— BEGIN —
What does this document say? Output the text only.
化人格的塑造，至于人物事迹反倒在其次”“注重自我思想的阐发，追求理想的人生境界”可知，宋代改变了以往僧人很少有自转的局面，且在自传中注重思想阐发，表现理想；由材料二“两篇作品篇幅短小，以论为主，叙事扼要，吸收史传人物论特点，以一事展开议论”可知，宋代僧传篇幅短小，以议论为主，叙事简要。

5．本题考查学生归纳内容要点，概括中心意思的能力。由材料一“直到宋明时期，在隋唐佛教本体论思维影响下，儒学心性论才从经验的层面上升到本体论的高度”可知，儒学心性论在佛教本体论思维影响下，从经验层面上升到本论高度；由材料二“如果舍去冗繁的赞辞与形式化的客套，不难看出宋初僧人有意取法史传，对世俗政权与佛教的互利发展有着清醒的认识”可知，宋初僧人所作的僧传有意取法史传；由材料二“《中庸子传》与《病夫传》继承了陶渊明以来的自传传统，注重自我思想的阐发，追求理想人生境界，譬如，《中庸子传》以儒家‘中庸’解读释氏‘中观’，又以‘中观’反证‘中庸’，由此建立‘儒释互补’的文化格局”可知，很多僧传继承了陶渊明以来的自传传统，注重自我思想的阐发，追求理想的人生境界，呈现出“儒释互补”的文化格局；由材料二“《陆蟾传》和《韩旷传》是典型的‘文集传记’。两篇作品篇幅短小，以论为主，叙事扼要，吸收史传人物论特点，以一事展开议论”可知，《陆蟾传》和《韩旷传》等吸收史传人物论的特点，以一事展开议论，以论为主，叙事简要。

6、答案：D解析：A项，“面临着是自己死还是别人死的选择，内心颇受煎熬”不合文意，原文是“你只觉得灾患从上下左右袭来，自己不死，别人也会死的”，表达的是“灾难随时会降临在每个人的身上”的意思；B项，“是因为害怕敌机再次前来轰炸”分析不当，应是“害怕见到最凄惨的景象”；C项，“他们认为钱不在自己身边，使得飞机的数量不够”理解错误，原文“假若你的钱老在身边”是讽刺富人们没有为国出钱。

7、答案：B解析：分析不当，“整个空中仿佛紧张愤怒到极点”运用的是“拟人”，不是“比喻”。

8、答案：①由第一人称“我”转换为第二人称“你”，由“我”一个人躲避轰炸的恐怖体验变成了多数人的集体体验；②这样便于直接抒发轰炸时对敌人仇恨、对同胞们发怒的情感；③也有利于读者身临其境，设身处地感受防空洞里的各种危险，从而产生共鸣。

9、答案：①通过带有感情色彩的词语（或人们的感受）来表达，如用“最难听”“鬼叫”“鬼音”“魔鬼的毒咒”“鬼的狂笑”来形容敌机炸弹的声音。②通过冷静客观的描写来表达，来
— END —
REQUIRED WORK>
Locate and copy each line in the data above that includes the word "以一事展开议论".

THE ANSWER>
化人格的塑造，至于人物事迹反倒在其次”“注重自我思想的阐发，追求理想的人生境界”可知，宋代改变了以往僧人很少有自转的局面，且在自传中注重思想阐发，表现理想；由材料二“两篇作品篇幅短小，以论为主，叙事扼要，吸收史传人物论特点，以一事展开议论”可知，宋代僧传篇幅短小，以议论为主，叙事简要。
5．本题考查学生归纳内容要点，概括中心意思的能力。由材料一“直到宋明时期，在隋唐佛教本体论思维影响下，儒学心性论才从经验的层面上升到本体论的高度”可知，儒学心性论在佛教本体论思维影响下，从经验层面上升到本论高度；由材料二“如果舍去冗繁的赞辞与形式化的客套，不难看出宋初僧人有意取法史传，对世俗政权与佛教的互利发展有着清醒的认识”可知，宋初僧人所作的僧传有意取法史传；由材料二“《中庸子传》与《病夫传》继承了陶渊明以来的自传传统，注重自我思想的阐发，追求理想人生境界，譬如，《中庸子传》以儒家‘中庸’解读释氏‘中观’，又以‘中观’反证‘中庸’，由此建立‘儒释互补’的文化格局”可知，很多僧传继承了陶渊明以来的自传传统，注重自我思想的阐发，追求理想的人生境界，呈现出“儒释互补”的文化格局；由材料二“《陆蟾传》和《韩旷传》是典型的‘文集传记’。两篇作品篇幅短小，以论为主，叙事扼要，吸收史传人物论特点，以一事展开议论”可知，《陆蟾传》和《韩旷传》等吸收史传人物论的特点，以一事展开议论，以论为主，叙事简要。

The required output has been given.